(Data listing)
━━━━━━━━━━━━━━━━━━━━━━━━━━━━━━
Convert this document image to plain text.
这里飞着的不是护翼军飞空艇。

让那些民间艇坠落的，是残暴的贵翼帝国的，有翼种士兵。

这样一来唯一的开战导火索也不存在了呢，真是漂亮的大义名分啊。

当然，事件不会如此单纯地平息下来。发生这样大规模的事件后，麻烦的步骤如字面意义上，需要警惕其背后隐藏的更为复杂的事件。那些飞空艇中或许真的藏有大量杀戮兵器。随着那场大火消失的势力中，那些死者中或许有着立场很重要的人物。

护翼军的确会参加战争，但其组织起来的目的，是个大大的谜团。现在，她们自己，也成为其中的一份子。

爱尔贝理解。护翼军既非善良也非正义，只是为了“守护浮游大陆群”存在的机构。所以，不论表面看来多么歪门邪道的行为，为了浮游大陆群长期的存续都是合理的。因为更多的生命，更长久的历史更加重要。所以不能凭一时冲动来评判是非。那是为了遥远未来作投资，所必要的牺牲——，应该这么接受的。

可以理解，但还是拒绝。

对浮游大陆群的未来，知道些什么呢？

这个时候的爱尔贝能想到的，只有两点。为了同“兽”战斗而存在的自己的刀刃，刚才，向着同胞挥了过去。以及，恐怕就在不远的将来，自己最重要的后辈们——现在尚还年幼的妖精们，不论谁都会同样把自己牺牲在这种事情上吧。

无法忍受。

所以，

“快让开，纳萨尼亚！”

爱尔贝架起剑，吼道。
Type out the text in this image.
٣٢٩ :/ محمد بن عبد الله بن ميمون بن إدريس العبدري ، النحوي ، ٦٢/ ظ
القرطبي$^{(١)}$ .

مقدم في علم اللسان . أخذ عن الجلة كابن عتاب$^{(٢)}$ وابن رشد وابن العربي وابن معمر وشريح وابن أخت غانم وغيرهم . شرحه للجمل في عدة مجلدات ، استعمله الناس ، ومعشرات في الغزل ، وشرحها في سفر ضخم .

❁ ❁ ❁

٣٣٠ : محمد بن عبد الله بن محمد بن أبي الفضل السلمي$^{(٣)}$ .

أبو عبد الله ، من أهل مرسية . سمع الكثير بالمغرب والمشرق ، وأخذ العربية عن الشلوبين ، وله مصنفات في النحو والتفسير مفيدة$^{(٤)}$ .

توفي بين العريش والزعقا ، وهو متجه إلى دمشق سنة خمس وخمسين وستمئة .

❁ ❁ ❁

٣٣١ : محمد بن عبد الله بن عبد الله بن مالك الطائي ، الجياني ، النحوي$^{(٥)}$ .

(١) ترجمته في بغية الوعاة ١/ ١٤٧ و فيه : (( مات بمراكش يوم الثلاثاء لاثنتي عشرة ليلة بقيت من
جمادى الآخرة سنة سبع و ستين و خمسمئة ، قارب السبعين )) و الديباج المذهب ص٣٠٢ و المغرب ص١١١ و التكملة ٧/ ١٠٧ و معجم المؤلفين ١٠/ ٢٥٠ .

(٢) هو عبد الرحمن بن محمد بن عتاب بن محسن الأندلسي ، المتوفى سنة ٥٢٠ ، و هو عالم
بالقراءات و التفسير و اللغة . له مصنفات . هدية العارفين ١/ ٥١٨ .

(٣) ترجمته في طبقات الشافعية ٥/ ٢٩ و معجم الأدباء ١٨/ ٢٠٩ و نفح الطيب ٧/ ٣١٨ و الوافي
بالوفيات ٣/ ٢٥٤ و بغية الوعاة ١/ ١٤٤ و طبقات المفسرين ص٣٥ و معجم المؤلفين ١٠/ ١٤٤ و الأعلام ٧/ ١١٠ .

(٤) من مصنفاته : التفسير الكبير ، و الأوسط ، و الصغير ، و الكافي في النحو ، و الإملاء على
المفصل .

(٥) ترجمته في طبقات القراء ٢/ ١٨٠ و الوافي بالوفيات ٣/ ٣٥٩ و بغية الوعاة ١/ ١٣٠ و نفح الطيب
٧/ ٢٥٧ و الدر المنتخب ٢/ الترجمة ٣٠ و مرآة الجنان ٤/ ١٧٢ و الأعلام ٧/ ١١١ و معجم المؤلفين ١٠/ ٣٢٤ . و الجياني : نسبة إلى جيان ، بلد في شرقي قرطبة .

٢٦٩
━━━━━━━━━━━━━━━━━━━━━━━━━━━━━━
**WHAT THIS TASK INVOLVES**
Copy and report every line where the word "محمد" is present.

**SOLUTION TO THIS TASK**
٣٢٩ :/ محمد بن عبد الله بن ميمون بن إدريس العبدري ، النحوي ، ٦٢/ ظ
٣٣٠ : محمد بن عبد الله بن محمد بن أبي الفضل السلمي$^{(٣)}$ .
٣٣١ : محمد بن عبد الله بن عبد الله بن مالك الطائي ، الجياني ، النحوي$^{(٥)}$ .
(٢) هو عبد الرحمن بن محمد بن عتاب بن محسن الأندلسي ، المتوفى سنة ٥٢٠ ، و هو عالم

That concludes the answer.